TASK DIRECTIONS: Write out the part that opens with the line containing "time-to-input[interactable] — [440, 945, 484, 963]" and closes with the line containing "count-spinner-up[interactable]: ▲ —", swapping "chevron-down-icon" for "dropdown-caret-icon" and keeping everything else unchanged.

***** DATA TO PROCESS

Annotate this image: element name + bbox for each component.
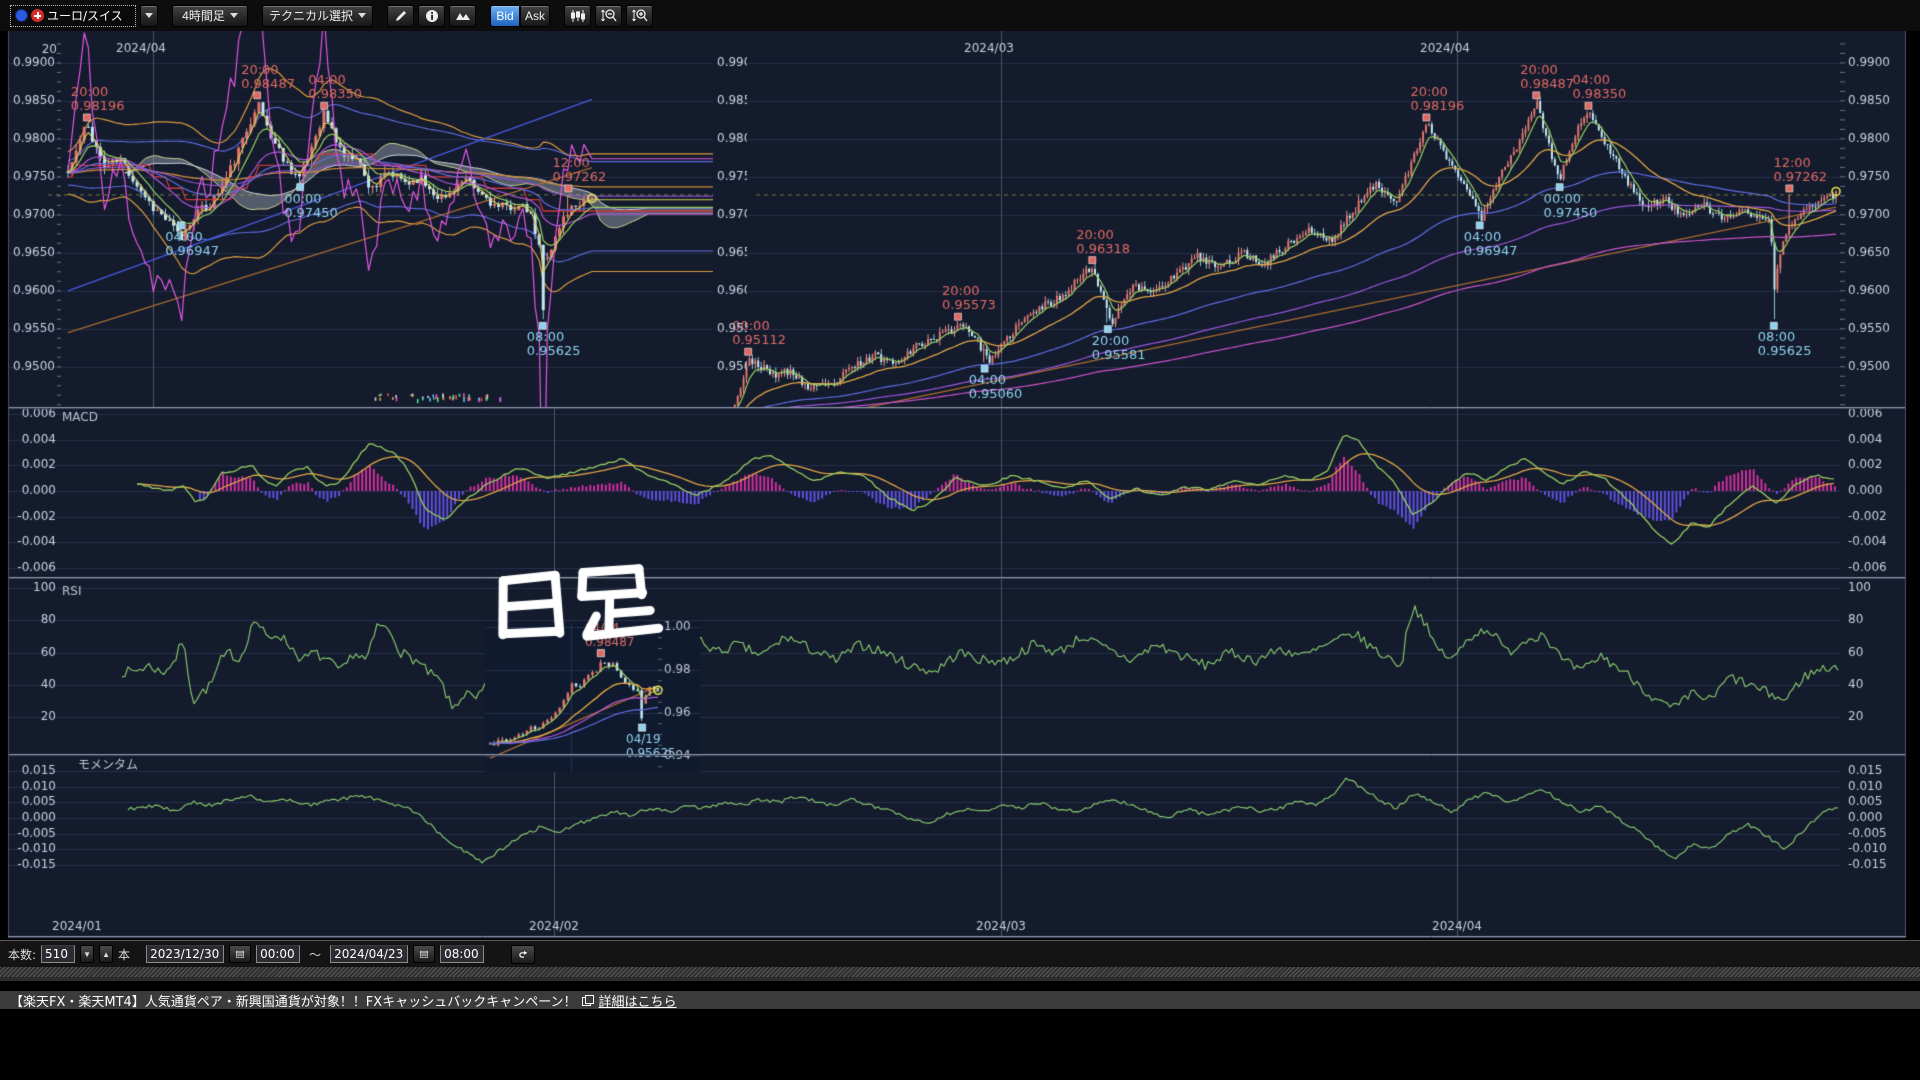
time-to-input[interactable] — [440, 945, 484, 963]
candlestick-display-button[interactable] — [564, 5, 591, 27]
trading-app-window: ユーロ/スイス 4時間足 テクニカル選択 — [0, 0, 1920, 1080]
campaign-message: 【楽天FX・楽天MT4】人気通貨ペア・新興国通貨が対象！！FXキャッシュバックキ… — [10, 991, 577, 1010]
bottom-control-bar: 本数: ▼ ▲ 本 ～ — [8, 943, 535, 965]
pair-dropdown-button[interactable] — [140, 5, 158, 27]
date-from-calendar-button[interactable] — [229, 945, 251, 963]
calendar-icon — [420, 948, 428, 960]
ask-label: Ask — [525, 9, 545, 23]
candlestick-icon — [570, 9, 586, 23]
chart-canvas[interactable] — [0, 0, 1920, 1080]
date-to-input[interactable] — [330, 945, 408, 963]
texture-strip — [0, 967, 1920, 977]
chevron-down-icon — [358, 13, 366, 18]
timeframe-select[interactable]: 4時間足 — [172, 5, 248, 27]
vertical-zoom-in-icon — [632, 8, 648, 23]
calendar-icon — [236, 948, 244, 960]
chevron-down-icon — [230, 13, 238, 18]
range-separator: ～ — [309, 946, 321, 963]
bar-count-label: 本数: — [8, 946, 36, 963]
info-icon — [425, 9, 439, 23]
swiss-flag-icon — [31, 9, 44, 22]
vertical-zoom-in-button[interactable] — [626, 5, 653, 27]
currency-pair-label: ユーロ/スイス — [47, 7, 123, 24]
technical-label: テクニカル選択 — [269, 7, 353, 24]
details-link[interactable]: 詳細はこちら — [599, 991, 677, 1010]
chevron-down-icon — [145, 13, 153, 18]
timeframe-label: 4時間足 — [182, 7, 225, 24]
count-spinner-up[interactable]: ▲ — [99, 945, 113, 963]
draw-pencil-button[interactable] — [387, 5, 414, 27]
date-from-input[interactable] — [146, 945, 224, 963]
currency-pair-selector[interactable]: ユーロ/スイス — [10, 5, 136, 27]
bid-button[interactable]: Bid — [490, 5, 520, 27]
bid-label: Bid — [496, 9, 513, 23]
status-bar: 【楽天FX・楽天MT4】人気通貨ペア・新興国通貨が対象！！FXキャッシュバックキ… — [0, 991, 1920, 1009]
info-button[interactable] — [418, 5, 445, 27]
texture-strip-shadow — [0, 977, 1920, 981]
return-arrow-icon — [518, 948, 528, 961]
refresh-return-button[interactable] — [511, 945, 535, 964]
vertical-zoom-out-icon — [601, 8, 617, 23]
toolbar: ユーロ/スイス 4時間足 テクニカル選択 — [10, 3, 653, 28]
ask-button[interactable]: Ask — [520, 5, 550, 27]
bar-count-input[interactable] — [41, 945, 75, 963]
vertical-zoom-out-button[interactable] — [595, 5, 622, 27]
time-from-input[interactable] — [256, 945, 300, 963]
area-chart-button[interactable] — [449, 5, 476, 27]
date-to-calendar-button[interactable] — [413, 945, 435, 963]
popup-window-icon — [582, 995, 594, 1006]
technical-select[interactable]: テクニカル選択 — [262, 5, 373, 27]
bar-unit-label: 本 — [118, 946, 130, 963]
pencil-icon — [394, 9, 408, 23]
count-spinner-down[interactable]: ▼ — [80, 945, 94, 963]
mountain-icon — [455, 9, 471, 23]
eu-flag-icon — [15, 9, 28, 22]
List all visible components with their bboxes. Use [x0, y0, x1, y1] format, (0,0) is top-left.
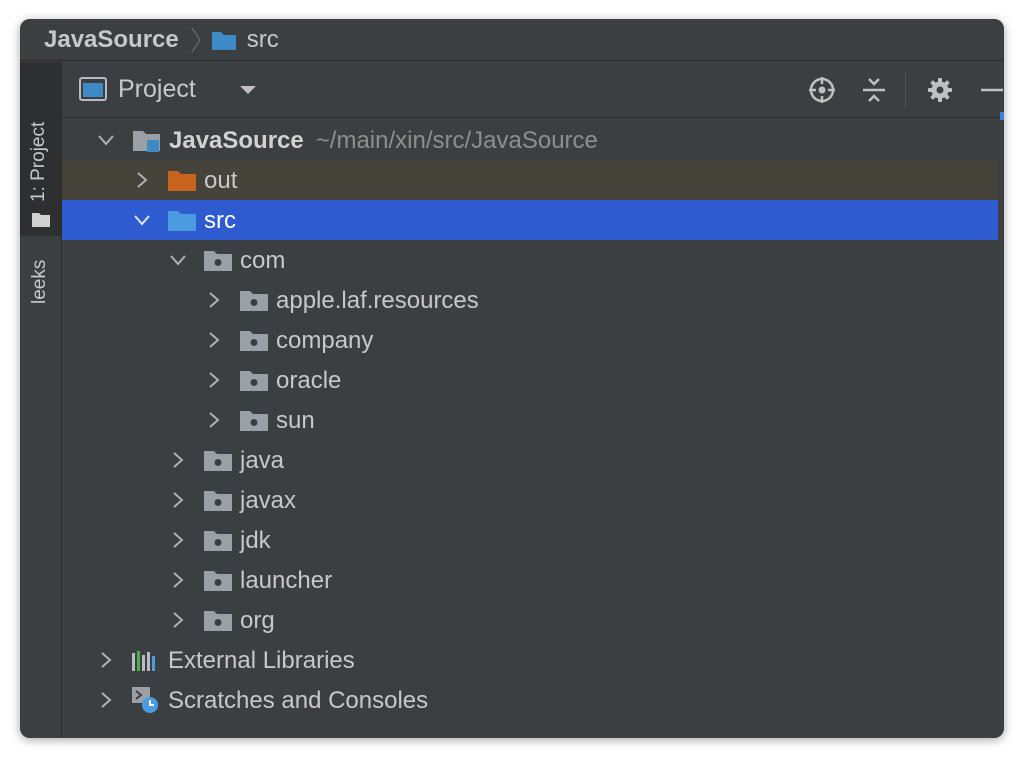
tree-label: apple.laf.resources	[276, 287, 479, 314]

**********

FINAL RESULT:
time-to-input[interactable] — [440, 945, 484, 963]
candlestick-display-button[interactable] — [564, 5, 591, 27]
trading-app-window: ユーロ/スイス 4時間足 テクニカル選択 — [0, 0, 1920, 1080]
campaign-message: 【楽天FX・楽天MT4】人気通貨ペア・新興国通貨が対象！！FXキャッシュバックキ… — [10, 991, 577, 1010]
bottom-control-bar: 本数: ▼ ▲ 本 ～ — [8, 943, 535, 965]
pair-dropdown-button[interactable] — [140, 5, 158, 27]
date-from-calendar-button[interactable] — [229, 945, 251, 963]
calendar-icon — [420, 948, 428, 960]
ask-label: Ask — [525, 9, 545, 23]
candlestick-icon — [570, 9, 586, 23]
chart-canvas[interactable] — [0, 0, 1920, 1080]
date-to-input[interactable] — [330, 945, 408, 963]
texture-strip — [0, 967, 1920, 977]
dropdown-caret-icon — [358, 13, 366, 18]
timeframe-select[interactable]: 4時間足 — [172, 5, 248, 27]
vertical-zoom-in-icon — [632, 8, 648, 23]
calendar-icon — [236, 948, 244, 960]
dropdown-caret-icon — [230, 13, 238, 18]
range-separator: ～ — [309, 946, 321, 963]
bar-count-label: 本数: — [8, 946, 36, 963]
info-icon — [425, 9, 439, 23]
swiss-flag-icon — [31, 9, 44, 22]
vertical-zoom-in-button[interactable] — [626, 5, 653, 27]
currency-pair-label: ユーロ/スイス — [47, 7, 123, 24]
technical-label: テクニカル選択 — [269, 7, 353, 24]
details-link[interactable]: 詳細はこちら — [599, 991, 677, 1010]
dropdown-caret-icon — [145, 13, 153, 18]
timeframe-label: 4時間足 — [182, 7, 225, 24]
count-spinner-up[interactable]: ▲ — [99, 945, 113, 963]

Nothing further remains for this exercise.